Aim of the exercise |
Transcribe each line of the records below exactly, excluding any embedded images.

[Extracts from a graphics dataset]
....

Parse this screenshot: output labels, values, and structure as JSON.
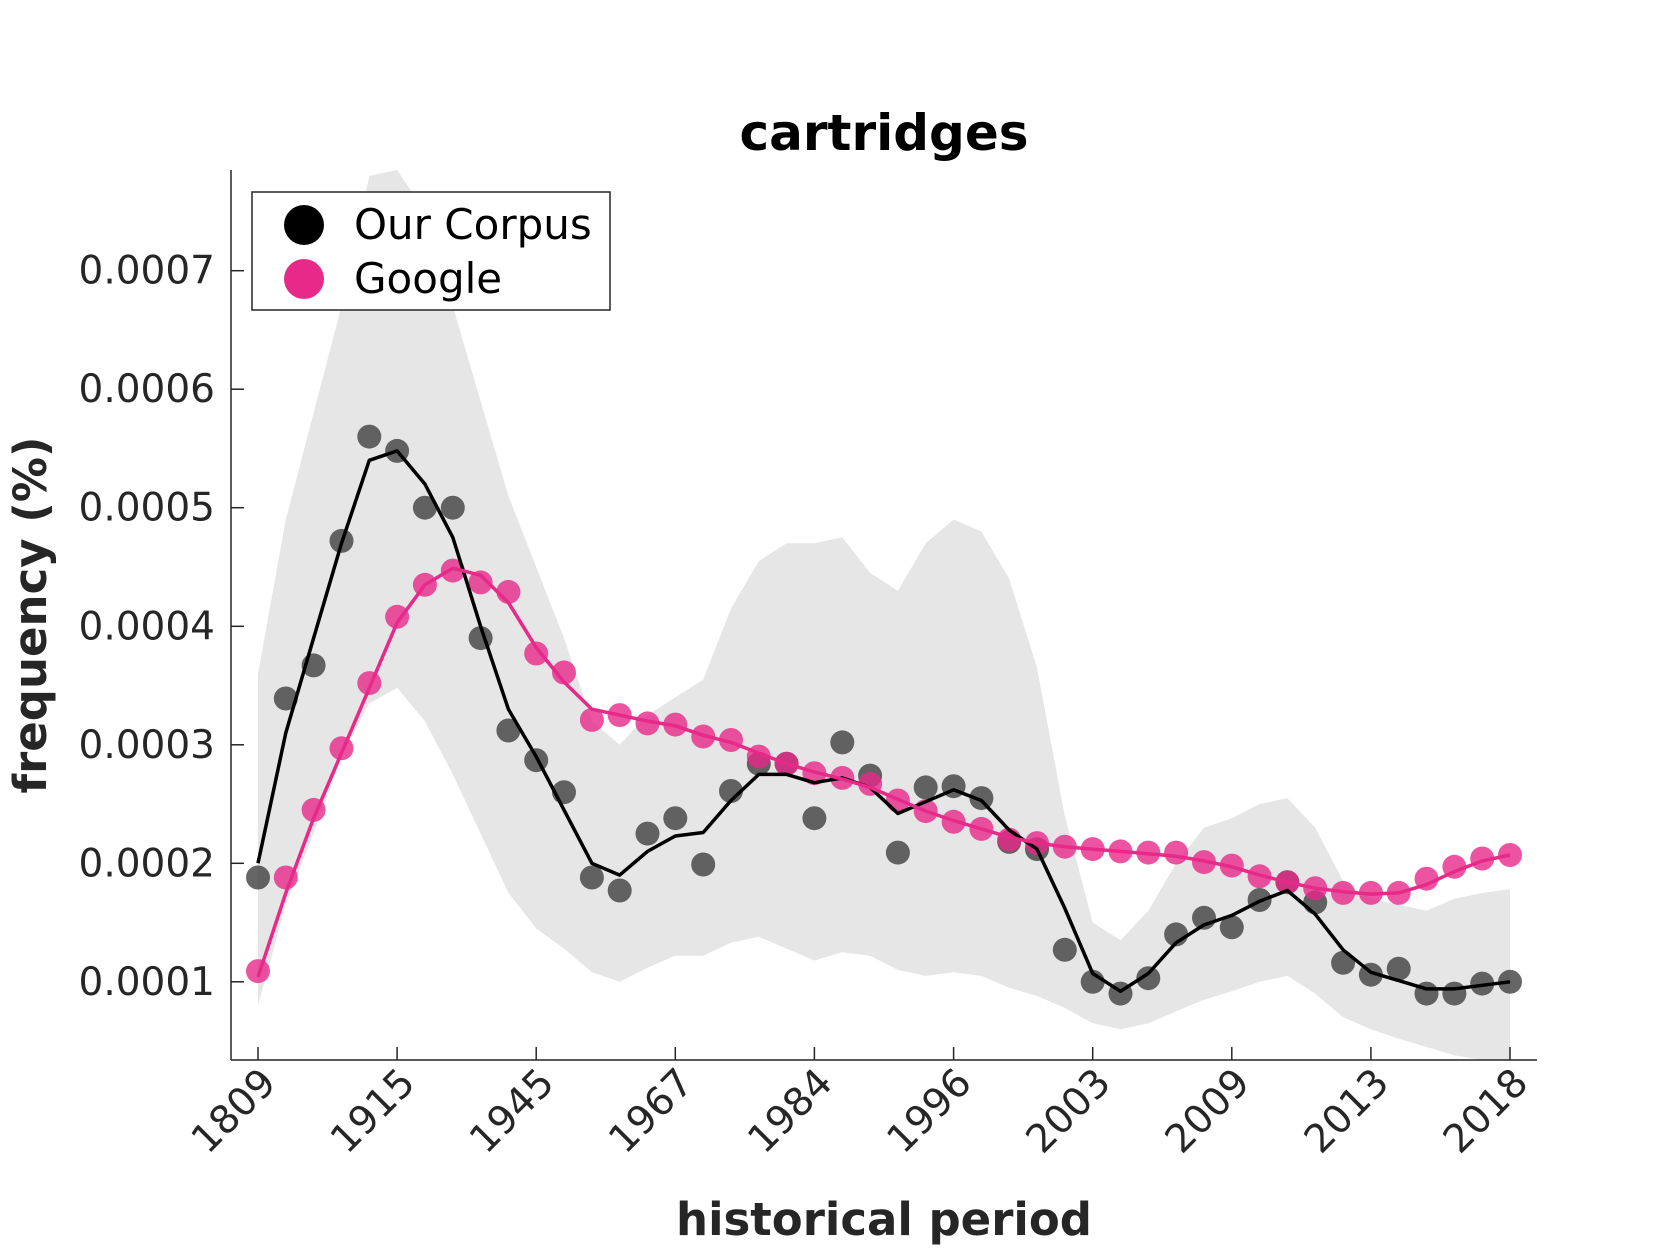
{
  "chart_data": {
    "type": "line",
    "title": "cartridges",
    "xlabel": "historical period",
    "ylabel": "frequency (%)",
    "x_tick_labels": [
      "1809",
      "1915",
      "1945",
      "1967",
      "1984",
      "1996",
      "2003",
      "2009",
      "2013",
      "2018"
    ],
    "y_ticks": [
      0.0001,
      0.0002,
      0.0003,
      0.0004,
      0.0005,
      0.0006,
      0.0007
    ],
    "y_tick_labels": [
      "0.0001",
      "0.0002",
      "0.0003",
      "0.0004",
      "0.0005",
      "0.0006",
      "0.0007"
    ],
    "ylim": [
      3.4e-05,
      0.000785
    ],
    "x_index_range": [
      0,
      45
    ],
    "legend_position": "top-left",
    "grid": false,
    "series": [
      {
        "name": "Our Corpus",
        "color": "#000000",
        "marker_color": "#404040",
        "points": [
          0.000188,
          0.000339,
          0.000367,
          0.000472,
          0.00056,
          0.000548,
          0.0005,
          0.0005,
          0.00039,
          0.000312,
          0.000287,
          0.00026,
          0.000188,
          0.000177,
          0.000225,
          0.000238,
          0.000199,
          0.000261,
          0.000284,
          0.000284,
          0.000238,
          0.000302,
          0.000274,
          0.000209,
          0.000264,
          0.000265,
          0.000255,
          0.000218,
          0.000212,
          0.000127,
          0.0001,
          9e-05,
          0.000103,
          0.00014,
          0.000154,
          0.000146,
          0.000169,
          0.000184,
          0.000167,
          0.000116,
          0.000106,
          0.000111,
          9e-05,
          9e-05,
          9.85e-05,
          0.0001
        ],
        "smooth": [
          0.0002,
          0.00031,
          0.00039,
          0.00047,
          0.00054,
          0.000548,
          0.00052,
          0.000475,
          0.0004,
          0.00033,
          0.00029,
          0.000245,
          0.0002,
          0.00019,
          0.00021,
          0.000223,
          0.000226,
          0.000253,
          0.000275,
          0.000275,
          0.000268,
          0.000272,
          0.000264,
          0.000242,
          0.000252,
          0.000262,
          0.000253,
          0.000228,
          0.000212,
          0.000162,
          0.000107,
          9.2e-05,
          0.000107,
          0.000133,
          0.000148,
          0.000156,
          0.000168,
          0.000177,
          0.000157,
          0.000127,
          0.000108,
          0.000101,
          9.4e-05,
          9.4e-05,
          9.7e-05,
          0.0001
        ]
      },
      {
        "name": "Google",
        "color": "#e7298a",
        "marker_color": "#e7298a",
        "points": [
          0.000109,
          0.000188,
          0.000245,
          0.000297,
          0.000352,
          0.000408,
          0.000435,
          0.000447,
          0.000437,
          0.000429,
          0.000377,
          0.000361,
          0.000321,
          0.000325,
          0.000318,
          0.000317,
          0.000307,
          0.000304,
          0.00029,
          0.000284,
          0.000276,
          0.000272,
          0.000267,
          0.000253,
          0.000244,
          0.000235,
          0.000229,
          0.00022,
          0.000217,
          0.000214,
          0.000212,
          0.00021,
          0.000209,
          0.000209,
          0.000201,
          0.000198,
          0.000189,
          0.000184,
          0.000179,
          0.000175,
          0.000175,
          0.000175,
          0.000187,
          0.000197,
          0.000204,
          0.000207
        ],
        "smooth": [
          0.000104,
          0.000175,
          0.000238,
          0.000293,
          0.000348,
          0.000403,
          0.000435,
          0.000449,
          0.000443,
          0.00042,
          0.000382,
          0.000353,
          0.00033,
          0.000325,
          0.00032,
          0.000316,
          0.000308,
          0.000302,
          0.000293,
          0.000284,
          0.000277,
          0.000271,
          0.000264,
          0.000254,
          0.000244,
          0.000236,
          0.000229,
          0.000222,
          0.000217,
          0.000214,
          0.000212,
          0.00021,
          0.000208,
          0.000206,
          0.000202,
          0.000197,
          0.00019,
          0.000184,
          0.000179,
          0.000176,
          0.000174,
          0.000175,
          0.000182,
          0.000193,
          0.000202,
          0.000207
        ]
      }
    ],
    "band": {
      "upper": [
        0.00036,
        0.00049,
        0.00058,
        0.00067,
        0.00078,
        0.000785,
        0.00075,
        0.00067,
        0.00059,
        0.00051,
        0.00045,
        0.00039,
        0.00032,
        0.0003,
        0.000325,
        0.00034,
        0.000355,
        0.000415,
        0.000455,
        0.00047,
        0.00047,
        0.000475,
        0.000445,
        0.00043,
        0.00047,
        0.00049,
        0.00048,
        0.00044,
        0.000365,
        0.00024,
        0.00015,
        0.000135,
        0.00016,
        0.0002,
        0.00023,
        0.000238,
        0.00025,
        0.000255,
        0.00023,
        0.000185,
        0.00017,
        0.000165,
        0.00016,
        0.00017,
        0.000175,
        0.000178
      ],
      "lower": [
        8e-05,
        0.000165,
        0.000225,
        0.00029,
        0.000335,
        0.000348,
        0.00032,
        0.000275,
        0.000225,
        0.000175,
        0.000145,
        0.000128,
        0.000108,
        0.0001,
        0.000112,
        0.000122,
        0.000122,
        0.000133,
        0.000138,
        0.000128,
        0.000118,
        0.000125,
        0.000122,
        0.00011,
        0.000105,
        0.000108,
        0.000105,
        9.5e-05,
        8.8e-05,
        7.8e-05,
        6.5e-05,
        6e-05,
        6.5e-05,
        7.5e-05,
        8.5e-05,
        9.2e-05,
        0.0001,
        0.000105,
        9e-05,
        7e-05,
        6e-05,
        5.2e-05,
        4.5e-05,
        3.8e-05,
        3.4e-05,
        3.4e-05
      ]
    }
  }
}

....

Solution for this exercise |
Parse this screenshot: output labels, values, and structure as JSON.
{
  "chart_data": {
    "type": "line",
    "title": "cartridges",
    "xlabel": "historical period",
    "ylabel": "frequency (%)",
    "x_tick_labels": [
      "1809",
      "1915",
      "1945",
      "1967",
      "1984",
      "1996",
      "2003",
      "2009",
      "2013",
      "2018"
    ],
    "y_ticks": [
      0.0001,
      0.0002,
      0.0003,
      0.0004,
      0.0005,
      0.0006,
      0.0007
    ],
    "y_tick_labels": [
      "0.0001",
      "0.0002",
      "0.0003",
      "0.0004",
      "0.0005",
      "0.0006",
      "0.0007"
    ],
    "ylim": [
      3.4e-05,
      0.000785
    ],
    "x_index_range": [
      0,
      45
    ],
    "legend_position": "top-left",
    "grid": false,
    "series": [
      {
        "name": "Our Corpus",
        "color": "#000000",
        "marker_color": "#404040",
        "points": [
          0.000188,
          0.000339,
          0.000367,
          0.000472,
          0.00056,
          0.000548,
          0.0005,
          0.0005,
          0.00039,
          0.000312,
          0.000287,
          0.00026,
          0.000188,
          0.000177,
          0.000225,
          0.000238,
          0.000199,
          0.000261,
          0.000284,
          0.000284,
          0.000238,
          0.000302,
          0.000274,
          0.000209,
          0.000264,
          0.000265,
          0.000255,
          0.000218,
          0.000212,
          0.000127,
          0.0001,
          9e-05,
          0.000103,
          0.00014,
          0.000154,
          0.000146,
          0.000169,
          0.000184,
          0.000167,
          0.000116,
          0.000106,
          0.000111,
          9e-05,
          9e-05,
          9.85e-05,
          0.0001
        ],
        "smooth": [
          0.0002,
          0.00031,
          0.00039,
          0.00047,
          0.00054,
          0.000548,
          0.00052,
          0.000475,
          0.0004,
          0.00033,
          0.00029,
          0.000245,
          0.0002,
          0.00019,
          0.00021,
          0.000223,
          0.000226,
          0.000253,
          0.000275,
          0.000275,
          0.000268,
          0.000272,
          0.000264,
          0.000242,
          0.000252,
          0.000262,
          0.000253,
          0.000228,
          0.000212,
          0.000162,
          0.000107,
          9.2e-05,
          0.000107,
          0.000133,
          0.000148,
          0.000156,
          0.000168,
          0.000177,
          0.000157,
          0.000127,
          0.000108,
          0.000101,
          9.4e-05,
          9.4e-05,
          9.7e-05,
          0.0001
        ]
      },
      {
        "name": "Google",
        "color": "#e7298a",
        "marker_color": "#e7298a",
        "points": [
          0.000109,
          0.000188,
          0.000245,
          0.000297,
          0.000352,
          0.000408,
          0.000435,
          0.000447,
          0.000437,
          0.000429,
          0.000377,
          0.000361,
          0.000321,
          0.000325,
          0.000318,
          0.000317,
          0.000307,
          0.000304,
          0.00029,
          0.000284,
          0.000276,
          0.000272,
          0.000267,
          0.000253,
          0.000244,
          0.000235,
          0.000229,
          0.00022,
          0.000217,
          0.000214,
          0.000212,
          0.00021,
          0.000209,
          0.000209,
          0.000201,
          0.000198,
          0.000189,
          0.000184,
          0.000179,
          0.000175,
          0.000175,
          0.000175,
          0.000187,
          0.000197,
          0.000204,
          0.000207
        ],
        "smooth": [
          0.000104,
          0.000175,
          0.000238,
          0.000293,
          0.000348,
          0.000403,
          0.000435,
          0.000449,
          0.000443,
          0.00042,
          0.000382,
          0.000353,
          0.00033,
          0.000325,
          0.00032,
          0.000316,
          0.000308,
          0.000302,
          0.000293,
          0.000284,
          0.000277,
          0.000271,
          0.000264,
          0.000254,
          0.000244,
          0.000236,
          0.000229,
          0.000222,
          0.000217,
          0.000214,
          0.000212,
          0.00021,
          0.000208,
          0.000206,
          0.000202,
          0.000197,
          0.00019,
          0.000184,
          0.000179,
          0.000176,
          0.000174,
          0.000175,
          0.000182,
          0.000193,
          0.000202,
          0.000207
        ]
      }
    ],
    "band": {
      "upper": [
        0.00036,
        0.00049,
        0.00058,
        0.00067,
        0.00078,
        0.000785,
        0.00075,
        0.00067,
        0.00059,
        0.00051,
        0.00045,
        0.00039,
        0.00032,
        0.0003,
        0.000325,
        0.00034,
        0.000355,
        0.000415,
        0.000455,
        0.00047,
        0.00047,
        0.000475,
        0.000445,
        0.00043,
        0.00047,
        0.00049,
        0.00048,
        0.00044,
        0.000365,
        0.00024,
        0.00015,
        0.000135,
        0.00016,
        0.0002,
        0.00023,
        0.000238,
        0.00025,
        0.000255,
        0.00023,
        0.000185,
        0.00017,
        0.000165,
        0.00016,
        0.00017,
        0.000175,
        0.000178
      ],
      "lower": [
        8e-05,
        0.000165,
        0.000225,
        0.00029,
        0.000335,
        0.000348,
        0.00032,
        0.000275,
        0.000225,
        0.000175,
        0.000145,
        0.000128,
        0.000108,
        0.0001,
        0.000112,
        0.000122,
        0.000122,
        0.000133,
        0.000138,
        0.000128,
        0.000118,
        0.000125,
        0.000122,
        0.00011,
        0.000105,
        0.000108,
        0.000105,
        9.5e-05,
        8.8e-05,
        7.8e-05,
        6.5e-05,
        6e-05,
        6.5e-05,
        7.5e-05,
        8.5e-05,
        9.2e-05,
        0.0001,
        0.000105,
        9e-05,
        7e-05,
        6e-05,
        5.2e-05,
        4.5e-05,
        3.8e-05,
        3.4e-05,
        3.4e-05
      ]
    }
  }
}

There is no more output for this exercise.